_What is expected:_
Return exactly the lines of the entries that start at the line containing "What data populates" and continue to the last line. Omit the pictures.

_Given information:_
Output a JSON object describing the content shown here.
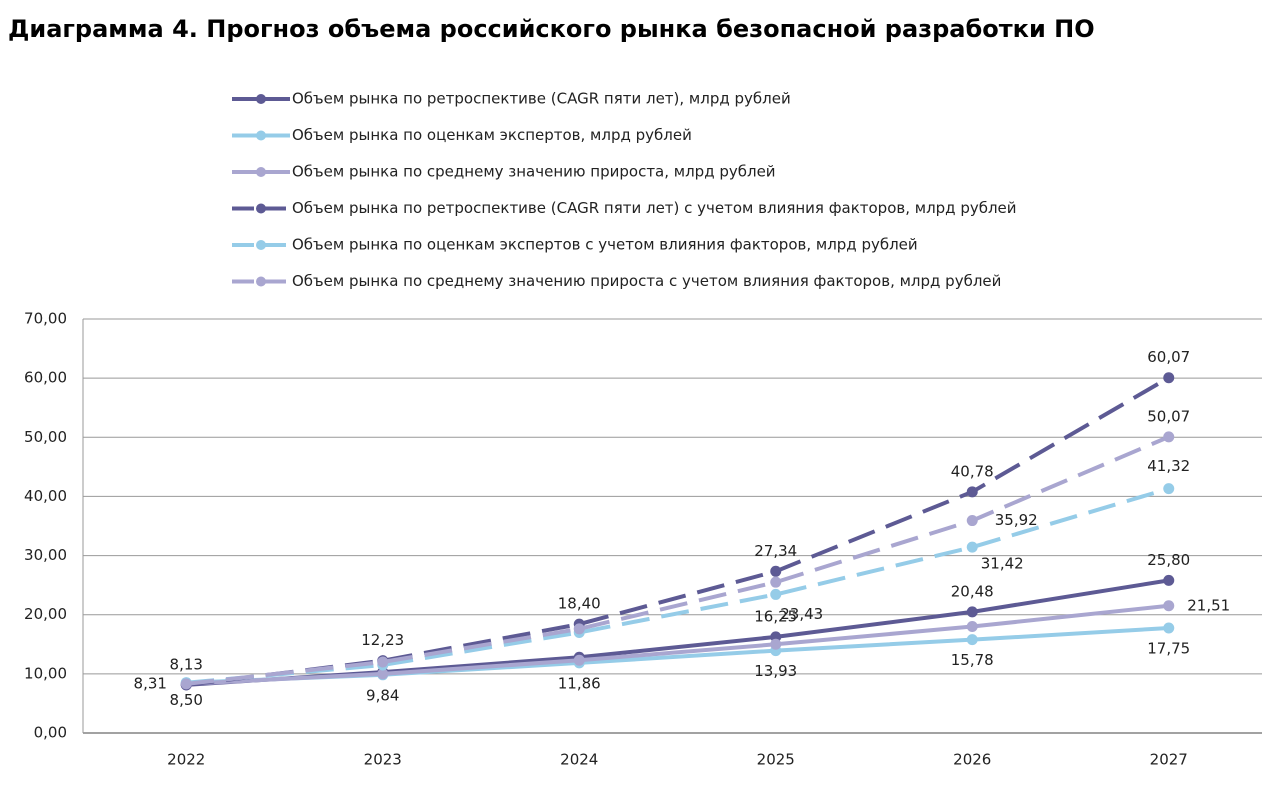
{
  "chart_data": {
    "type": "line",
    "title": "Диаграмма 4. Прогноз объема российского рынка безопасной разработки ПО",
    "categories": [
      "2022",
      "2023",
      "2024",
      "2025",
      "2026",
      "2027"
    ],
    "ylim": [
      0,
      70
    ],
    "yticks": [
      {
        "value": 0,
        "label": "0,00"
      },
      {
        "value": 10,
        "label": "10,00"
      },
      {
        "value": 20,
        "label": "20,00"
      },
      {
        "value": 30,
        "label": "30,00"
      },
      {
        "value": 40,
        "label": "40,00"
      },
      {
        "value": 50,
        "label": "50,00"
      },
      {
        "value": 60,
        "label": "60,00"
      },
      {
        "value": 70,
        "label": "70,00"
      }
    ],
    "grid": true,
    "series": [
      {
        "name": "Объем рынка по ретроспективе (CAGR пяти лет), млрд рублей",
        "color": "#5d5a94",
        "dashed": false,
        "values": [
          8.13,
          10.3,
          12.8,
          16.25,
          20.48,
          25.8
        ],
        "value_labels": [
          "8,13",
          null,
          null,
          "16,25",
          "20,48",
          "25,80"
        ]
      },
      {
        "name": "Объем рынка по оценкам экспертов, млрд рублей",
        "color": "#95cce8",
        "dashed": false,
        "values": [
          8.5,
          9.84,
          11.86,
          13.93,
          15.78,
          17.75
        ],
        "value_labels": [
          "8,50",
          "9,84",
          "11,86",
          "13,93",
          "15,78",
          "17,75"
        ]
      },
      {
        "name": "Объем рынка по среднему значению прироста, млрд рублей",
        "color": "#a9a6d0",
        "dashed": false,
        "values": [
          8.31,
          10.0,
          12.3,
          15.0,
          18.0,
          21.51
        ],
        "value_labels": [
          "8,31",
          null,
          null,
          null,
          null,
          "21,51"
        ]
      },
      {
        "name": "Объем рынка по ретроспективе (CAGR пяти лет) с учетом влияния факторов, млрд рублей",
        "color": "#5d5a94",
        "dashed": true,
        "values": [
          8.13,
          12.23,
          18.4,
          27.34,
          40.78,
          60.07
        ],
        "value_labels": [
          null,
          "12,23",
          "18,40",
          "27,34",
          "40,78",
          "60,07"
        ]
      },
      {
        "name": "Объем рынка по оценкам экспертов с учетом влияния факторов, млрд рублей",
        "color": "#95cce8",
        "dashed": true,
        "values": [
          8.5,
          11.5,
          17.0,
          23.43,
          31.42,
          41.32
        ],
        "value_labels": [
          null,
          null,
          null,
          "23,43",
          "31,42",
          "41,32"
        ]
      },
      {
        "name": "Объем рынка по среднему значению прироста с учетом влияния факторов, млрд рублей",
        "color": "#a9a6d0",
        "dashed": true,
        "values": [
          8.31,
          12.0,
          17.6,
          25.5,
          35.92,
          50.07
        ],
        "value_labels": [
          null,
          null,
          null,
          null,
          "35,92",
          "50,07"
        ]
      }
    ]
  }
}
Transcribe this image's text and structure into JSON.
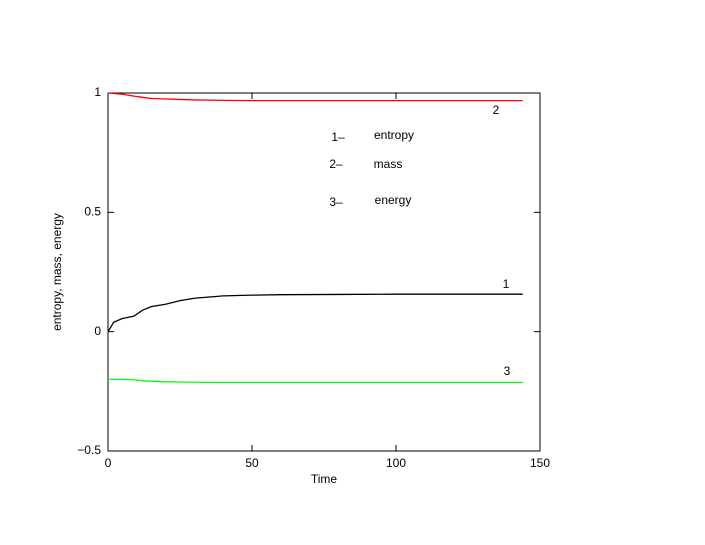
{
  "chart_data": {
    "type": "line",
    "xlabel": "Time",
    "ylabel": "entropy, mass, energy",
    "x": [
      0,
      2,
      5,
      9,
      12,
      15,
      20,
      25,
      30,
      40,
      50,
      60,
      80,
      100,
      144
    ],
    "series": [
      {
        "name": "entropy",
        "key": "1–",
        "label": "1",
        "color": "#000000",
        "values": [
          0,
          0.04,
          0.055,
          0.065,
          0.09,
          0.105,
          0.115,
          0.13,
          0.14,
          0.15,
          0.153,
          0.155,
          0.156,
          0.157,
          0.157
        ]
      },
      {
        "name": "mass",
        "key": "2–",
        "label": "2",
        "color": "#ff0000",
        "values": [
          1.0,
          0.998,
          0.995,
          0.987,
          0.982,
          0.977,
          0.975,
          0.973,
          0.971,
          0.969,
          0.968,
          0.968,
          0.968,
          0.968,
          0.968
        ]
      },
      {
        "name": "energy",
        "key": "3–",
        "label": "3",
        "color": "#00ff00",
        "values": [
          -0.2,
          -0.2,
          -0.2,
          -0.202,
          -0.206,
          -0.208,
          -0.21,
          -0.211,
          -0.212,
          -0.213,
          -0.213,
          -0.213,
          -0.213,
          -0.213,
          -0.213
        ]
      }
    ],
    "xlim": [
      0,
      150
    ],
    "xticks": [
      0,
      50,
      100,
      150
    ],
    "ylim": [
      -0.5,
      1
    ],
    "yticks": [
      {
        "value": -0.5,
        "label": "−0.5"
      },
      0,
      0.5,
      1
    ],
    "grid": false
  }
}
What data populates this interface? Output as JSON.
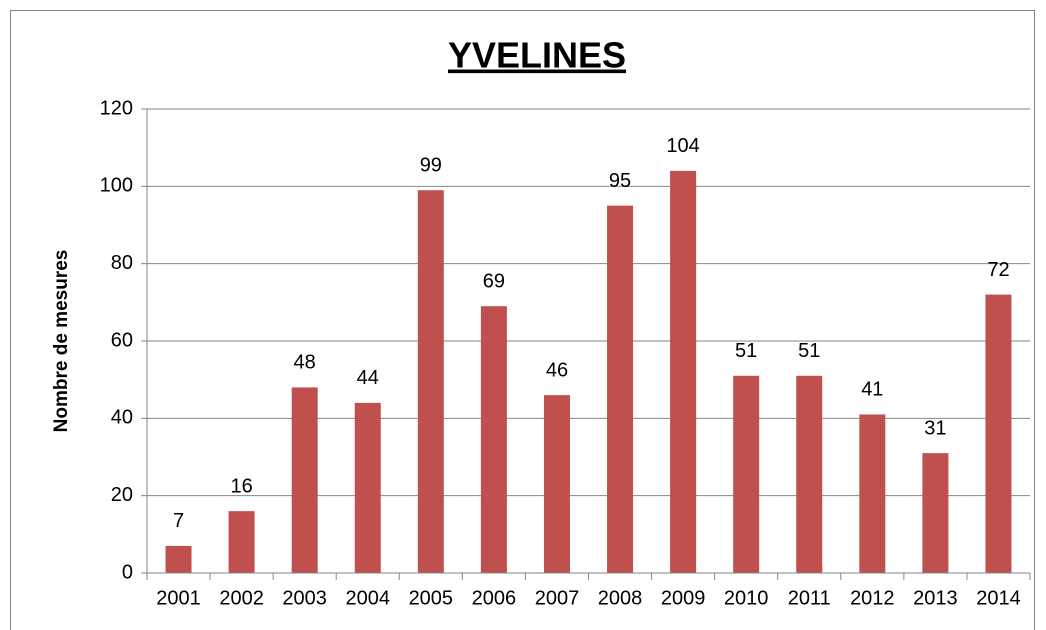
{
  "chart_data": {
    "type": "bar",
    "title": "YVELINES",
    "y_label": "Nombre de mesures",
    "categories": [
      "2001",
      "2002",
      "2003",
      "2004",
      "2005",
      "2006",
      "2007",
      "2008",
      "2009",
      "2010",
      "2011",
      "2012",
      "2013",
      "2014"
    ],
    "values": [
      7,
      16,
      48,
      44,
      99,
      69,
      46,
      95,
      104,
      51,
      51,
      41,
      31,
      72
    ],
    "color": "#c0504d",
    "ylim": [
      0,
      120
    ],
    "yticks": [
      0,
      20,
      40,
      60,
      80,
      100,
      120
    ],
    "grid": true
  }
}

_Right answer:_
What data populates this interface? Output as JSON.
{
  "chart_data": {
    "type": "bar",
    "title": "YVELINES",
    "y_label": "Nombre de mesures",
    "categories": [
      "2001",
      "2002",
      "2003",
      "2004",
      "2005",
      "2006",
      "2007",
      "2008",
      "2009",
      "2010",
      "2011",
      "2012",
      "2013",
      "2014"
    ],
    "values": [
      7,
      16,
      48,
      44,
      99,
      69,
      46,
      95,
      104,
      51,
      51,
      41,
      31,
      72
    ],
    "color": "#c0504d",
    "ylim": [
      0,
      120
    ],
    "yticks": [
      0,
      20,
      40,
      60,
      80,
      100,
      120
    ],
    "grid": true
  }
}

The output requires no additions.